Return only the number of lines holding the word "verified".
-------- Records for the exercise --------
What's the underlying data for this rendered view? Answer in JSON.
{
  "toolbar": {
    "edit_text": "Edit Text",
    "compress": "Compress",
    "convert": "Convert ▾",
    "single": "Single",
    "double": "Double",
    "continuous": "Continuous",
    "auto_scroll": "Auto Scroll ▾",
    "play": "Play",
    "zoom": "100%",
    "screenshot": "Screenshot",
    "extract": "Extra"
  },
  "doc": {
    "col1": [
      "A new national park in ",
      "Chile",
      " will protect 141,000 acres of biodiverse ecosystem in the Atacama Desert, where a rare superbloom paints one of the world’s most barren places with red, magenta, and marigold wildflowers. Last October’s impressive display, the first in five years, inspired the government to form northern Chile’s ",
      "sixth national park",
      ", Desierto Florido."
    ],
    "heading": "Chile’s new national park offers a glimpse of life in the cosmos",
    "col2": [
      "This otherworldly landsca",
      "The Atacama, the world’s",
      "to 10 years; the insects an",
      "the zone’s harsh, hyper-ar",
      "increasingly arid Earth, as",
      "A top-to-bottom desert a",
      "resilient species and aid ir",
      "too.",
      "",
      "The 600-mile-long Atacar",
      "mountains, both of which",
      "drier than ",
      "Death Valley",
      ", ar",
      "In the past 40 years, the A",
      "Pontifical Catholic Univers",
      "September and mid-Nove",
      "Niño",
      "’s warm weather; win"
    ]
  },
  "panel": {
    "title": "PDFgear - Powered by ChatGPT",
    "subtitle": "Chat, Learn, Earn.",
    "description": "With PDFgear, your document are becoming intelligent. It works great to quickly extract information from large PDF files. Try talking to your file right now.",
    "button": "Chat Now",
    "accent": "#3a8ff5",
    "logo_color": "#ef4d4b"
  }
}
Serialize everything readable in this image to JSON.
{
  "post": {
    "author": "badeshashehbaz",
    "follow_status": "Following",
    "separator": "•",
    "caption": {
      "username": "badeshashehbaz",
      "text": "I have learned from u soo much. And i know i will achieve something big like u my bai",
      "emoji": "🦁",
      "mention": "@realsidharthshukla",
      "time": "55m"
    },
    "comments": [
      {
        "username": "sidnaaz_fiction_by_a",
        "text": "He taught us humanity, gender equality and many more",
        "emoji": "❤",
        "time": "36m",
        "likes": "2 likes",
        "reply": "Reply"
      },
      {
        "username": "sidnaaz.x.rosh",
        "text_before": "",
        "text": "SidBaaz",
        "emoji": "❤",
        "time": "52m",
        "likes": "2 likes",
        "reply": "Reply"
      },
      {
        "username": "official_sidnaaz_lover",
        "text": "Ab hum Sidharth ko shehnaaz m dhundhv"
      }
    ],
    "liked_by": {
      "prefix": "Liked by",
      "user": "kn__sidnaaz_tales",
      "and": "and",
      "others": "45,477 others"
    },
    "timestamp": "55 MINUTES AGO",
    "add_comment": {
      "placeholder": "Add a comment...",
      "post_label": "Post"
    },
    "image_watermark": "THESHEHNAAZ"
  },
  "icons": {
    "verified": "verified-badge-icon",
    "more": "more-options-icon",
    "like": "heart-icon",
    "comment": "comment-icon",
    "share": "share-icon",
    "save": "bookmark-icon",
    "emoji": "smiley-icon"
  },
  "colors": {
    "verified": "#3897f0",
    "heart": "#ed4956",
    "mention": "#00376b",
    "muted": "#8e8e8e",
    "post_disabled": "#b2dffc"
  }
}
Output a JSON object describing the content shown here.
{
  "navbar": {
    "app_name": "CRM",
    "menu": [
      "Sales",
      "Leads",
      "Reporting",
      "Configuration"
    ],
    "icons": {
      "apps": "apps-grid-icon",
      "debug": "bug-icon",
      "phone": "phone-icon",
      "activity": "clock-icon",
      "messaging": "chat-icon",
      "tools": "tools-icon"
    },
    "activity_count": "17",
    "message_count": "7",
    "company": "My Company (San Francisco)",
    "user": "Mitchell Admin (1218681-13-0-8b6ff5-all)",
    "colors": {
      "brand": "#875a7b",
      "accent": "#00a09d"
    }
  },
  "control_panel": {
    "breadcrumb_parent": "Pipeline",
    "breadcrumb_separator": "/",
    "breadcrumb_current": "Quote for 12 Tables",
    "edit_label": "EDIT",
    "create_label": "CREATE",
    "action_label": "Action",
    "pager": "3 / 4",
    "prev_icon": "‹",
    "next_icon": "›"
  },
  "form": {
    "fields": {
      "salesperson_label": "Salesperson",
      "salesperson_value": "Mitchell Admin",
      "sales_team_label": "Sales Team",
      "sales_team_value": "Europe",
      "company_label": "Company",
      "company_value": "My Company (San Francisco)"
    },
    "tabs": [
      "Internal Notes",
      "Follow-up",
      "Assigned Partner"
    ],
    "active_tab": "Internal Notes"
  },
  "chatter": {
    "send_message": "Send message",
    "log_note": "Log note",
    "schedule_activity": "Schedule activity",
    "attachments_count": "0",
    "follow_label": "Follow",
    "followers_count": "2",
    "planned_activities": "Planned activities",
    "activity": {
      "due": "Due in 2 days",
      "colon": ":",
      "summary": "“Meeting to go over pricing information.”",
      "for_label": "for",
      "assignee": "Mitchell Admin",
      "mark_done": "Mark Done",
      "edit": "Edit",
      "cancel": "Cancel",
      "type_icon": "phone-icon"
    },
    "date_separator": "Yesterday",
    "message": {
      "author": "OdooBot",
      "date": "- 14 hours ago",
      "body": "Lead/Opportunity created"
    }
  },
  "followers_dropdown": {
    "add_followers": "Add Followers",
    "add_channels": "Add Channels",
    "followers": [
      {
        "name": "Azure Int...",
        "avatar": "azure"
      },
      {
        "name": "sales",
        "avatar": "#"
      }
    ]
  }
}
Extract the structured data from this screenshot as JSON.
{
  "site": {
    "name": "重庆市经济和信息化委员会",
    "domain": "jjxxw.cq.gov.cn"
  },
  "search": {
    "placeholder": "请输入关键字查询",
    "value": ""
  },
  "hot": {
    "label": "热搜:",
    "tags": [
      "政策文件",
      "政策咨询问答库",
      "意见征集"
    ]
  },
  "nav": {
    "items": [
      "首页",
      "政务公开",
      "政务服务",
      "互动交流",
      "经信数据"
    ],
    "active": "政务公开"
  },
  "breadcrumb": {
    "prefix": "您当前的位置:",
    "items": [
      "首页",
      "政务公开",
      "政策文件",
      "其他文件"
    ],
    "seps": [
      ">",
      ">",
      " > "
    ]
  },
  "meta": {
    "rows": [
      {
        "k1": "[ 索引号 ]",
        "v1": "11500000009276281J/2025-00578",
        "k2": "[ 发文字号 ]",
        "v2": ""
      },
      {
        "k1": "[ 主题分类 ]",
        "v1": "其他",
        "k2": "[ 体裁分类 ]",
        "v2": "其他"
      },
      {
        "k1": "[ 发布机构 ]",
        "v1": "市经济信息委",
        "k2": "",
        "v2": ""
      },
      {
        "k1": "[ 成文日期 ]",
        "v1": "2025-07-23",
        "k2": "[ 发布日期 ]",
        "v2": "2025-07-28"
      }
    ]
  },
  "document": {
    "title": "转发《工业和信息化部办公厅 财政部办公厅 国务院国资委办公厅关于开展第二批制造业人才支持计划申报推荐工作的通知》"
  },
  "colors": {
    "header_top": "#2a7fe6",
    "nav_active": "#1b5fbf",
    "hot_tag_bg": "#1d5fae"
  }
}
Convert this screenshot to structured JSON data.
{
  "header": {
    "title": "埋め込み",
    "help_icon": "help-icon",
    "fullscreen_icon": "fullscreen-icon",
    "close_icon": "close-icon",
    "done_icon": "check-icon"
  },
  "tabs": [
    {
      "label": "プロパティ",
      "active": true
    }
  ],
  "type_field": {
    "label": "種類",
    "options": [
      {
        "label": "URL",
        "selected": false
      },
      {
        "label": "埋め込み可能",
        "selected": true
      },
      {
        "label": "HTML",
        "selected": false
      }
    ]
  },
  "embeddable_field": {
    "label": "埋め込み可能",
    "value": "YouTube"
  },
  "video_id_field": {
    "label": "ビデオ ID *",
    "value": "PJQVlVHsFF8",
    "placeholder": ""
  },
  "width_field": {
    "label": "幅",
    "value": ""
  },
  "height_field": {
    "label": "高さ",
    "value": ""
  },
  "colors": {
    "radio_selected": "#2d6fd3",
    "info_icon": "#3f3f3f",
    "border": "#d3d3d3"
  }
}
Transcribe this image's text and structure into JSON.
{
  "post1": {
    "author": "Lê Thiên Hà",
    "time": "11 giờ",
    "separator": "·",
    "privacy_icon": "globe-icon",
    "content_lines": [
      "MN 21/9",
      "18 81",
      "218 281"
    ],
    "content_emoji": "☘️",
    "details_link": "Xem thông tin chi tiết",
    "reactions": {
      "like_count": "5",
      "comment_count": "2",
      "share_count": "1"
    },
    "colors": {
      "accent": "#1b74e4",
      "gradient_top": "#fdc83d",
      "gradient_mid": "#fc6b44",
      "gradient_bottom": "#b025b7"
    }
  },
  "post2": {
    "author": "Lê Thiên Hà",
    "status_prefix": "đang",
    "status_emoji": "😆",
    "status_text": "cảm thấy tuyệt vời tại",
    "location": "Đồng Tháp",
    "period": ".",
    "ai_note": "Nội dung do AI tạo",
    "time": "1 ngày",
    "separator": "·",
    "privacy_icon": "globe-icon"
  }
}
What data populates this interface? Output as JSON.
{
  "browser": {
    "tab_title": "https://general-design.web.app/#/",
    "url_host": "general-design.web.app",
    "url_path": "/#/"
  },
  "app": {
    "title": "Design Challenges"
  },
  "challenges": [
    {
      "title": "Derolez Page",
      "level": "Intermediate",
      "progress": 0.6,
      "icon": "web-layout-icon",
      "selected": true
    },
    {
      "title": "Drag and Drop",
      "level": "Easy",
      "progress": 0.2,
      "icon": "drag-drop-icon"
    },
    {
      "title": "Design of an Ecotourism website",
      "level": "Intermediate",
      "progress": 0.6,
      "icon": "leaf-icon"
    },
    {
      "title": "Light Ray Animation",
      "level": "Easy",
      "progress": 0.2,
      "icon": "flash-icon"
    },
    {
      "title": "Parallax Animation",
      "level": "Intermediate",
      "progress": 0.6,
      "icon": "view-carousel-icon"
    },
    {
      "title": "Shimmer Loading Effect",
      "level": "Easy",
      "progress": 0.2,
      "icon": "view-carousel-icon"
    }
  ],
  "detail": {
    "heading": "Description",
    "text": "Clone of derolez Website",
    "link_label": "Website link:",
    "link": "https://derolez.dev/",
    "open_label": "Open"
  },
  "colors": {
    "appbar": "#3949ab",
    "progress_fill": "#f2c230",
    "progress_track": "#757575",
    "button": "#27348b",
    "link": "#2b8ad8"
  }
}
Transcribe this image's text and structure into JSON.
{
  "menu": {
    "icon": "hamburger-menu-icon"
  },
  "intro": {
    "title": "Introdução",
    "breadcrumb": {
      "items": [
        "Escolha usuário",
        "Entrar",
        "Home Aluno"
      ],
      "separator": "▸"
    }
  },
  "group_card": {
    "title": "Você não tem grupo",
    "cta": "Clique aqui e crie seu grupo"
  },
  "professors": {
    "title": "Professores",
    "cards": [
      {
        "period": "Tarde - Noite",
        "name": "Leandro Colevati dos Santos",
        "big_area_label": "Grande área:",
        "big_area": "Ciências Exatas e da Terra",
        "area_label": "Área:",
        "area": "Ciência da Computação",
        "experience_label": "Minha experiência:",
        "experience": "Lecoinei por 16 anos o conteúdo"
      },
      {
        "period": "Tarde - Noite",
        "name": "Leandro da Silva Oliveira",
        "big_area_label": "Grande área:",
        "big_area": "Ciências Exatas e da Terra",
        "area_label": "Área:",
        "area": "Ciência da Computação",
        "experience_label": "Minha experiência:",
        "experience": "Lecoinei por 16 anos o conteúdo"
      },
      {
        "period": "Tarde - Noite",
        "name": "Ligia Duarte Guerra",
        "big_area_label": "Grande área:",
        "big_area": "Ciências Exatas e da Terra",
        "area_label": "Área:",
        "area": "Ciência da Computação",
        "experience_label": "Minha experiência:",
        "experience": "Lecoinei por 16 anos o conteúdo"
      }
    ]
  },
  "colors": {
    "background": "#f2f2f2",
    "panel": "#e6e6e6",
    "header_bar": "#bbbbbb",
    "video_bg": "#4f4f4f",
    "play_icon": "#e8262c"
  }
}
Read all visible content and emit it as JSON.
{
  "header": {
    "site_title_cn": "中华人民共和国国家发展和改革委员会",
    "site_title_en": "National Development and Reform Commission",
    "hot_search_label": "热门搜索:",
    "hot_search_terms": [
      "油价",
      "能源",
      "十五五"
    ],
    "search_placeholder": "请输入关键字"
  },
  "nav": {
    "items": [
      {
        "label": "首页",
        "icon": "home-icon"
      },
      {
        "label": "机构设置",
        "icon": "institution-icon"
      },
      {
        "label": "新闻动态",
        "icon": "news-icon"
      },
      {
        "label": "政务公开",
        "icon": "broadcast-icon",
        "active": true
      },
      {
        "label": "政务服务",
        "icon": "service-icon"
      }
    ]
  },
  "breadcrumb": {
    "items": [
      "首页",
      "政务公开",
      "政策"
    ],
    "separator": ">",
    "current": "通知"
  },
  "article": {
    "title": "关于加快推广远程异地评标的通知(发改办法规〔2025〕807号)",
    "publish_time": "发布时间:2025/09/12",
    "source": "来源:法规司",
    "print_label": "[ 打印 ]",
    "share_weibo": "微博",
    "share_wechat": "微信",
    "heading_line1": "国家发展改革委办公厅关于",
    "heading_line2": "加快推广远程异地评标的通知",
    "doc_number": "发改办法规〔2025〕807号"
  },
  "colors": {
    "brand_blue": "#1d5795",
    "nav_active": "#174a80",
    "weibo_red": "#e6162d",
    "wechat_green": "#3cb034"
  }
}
--------
■ **Exercise answer**
2